List each line of the data in which the string "What" appears.

• _PROVIDED RECORDS_
___

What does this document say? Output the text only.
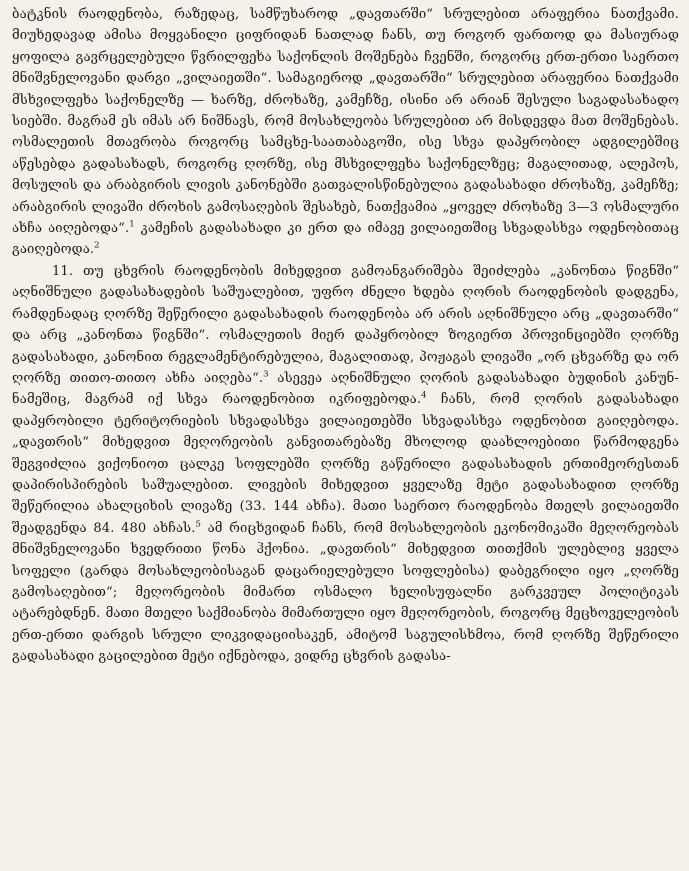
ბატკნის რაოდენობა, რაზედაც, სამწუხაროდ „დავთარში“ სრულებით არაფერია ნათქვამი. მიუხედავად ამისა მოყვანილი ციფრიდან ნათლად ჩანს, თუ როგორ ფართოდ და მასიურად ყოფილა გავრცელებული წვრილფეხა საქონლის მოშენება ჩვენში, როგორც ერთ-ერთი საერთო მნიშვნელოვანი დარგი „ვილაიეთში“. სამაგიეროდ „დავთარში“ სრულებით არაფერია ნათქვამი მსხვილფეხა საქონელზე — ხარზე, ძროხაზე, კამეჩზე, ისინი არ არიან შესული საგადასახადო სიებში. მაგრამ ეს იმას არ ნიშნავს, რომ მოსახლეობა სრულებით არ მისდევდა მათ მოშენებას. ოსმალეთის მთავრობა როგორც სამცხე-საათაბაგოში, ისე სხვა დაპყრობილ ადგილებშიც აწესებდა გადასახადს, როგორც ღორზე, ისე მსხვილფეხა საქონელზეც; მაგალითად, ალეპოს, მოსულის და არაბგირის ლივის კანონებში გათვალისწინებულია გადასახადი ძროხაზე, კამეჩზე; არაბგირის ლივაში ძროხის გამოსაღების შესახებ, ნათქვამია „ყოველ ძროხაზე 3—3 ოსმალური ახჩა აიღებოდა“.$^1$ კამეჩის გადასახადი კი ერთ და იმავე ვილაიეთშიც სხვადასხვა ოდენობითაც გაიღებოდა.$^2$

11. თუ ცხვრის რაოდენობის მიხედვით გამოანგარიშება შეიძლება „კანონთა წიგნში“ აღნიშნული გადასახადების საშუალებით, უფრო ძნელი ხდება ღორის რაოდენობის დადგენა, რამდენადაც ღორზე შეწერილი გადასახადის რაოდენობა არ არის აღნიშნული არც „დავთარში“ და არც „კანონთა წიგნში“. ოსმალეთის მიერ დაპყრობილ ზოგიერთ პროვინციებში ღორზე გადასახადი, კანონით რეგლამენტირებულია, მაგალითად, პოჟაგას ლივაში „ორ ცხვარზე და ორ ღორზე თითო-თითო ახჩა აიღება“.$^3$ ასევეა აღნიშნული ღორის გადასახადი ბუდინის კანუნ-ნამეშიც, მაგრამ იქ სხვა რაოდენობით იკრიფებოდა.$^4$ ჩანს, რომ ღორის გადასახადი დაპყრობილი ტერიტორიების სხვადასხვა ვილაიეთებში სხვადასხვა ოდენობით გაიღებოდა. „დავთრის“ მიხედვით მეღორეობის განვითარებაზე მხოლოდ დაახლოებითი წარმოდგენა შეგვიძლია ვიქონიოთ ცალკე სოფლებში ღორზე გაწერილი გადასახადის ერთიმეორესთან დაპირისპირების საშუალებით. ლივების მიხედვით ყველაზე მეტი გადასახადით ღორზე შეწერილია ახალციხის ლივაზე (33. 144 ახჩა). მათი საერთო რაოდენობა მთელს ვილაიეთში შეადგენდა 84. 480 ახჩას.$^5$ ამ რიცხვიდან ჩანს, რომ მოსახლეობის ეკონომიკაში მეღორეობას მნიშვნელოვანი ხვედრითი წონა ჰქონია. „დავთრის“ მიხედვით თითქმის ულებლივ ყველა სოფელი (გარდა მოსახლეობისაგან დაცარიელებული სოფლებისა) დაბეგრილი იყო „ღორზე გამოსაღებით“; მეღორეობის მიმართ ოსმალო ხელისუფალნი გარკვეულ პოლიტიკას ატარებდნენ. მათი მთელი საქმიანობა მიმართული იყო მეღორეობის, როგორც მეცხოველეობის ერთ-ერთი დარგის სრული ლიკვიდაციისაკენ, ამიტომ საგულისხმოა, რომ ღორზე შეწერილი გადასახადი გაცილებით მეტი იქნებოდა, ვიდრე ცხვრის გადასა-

___

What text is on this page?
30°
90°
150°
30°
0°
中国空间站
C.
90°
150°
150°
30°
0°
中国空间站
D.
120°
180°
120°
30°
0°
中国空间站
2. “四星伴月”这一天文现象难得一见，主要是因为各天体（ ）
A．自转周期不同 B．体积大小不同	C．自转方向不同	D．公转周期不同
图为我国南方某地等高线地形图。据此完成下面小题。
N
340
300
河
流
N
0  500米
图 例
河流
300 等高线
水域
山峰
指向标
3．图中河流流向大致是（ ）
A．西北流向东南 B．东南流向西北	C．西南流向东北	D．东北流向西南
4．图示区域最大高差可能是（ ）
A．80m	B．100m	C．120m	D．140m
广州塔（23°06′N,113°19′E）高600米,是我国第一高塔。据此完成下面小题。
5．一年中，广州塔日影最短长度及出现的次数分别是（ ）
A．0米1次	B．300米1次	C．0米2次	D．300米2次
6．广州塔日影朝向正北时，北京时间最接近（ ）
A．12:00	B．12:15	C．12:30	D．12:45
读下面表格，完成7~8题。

___

• _WORKED SOLUTION_
What does this document say? Output the text only.
What text is on this page?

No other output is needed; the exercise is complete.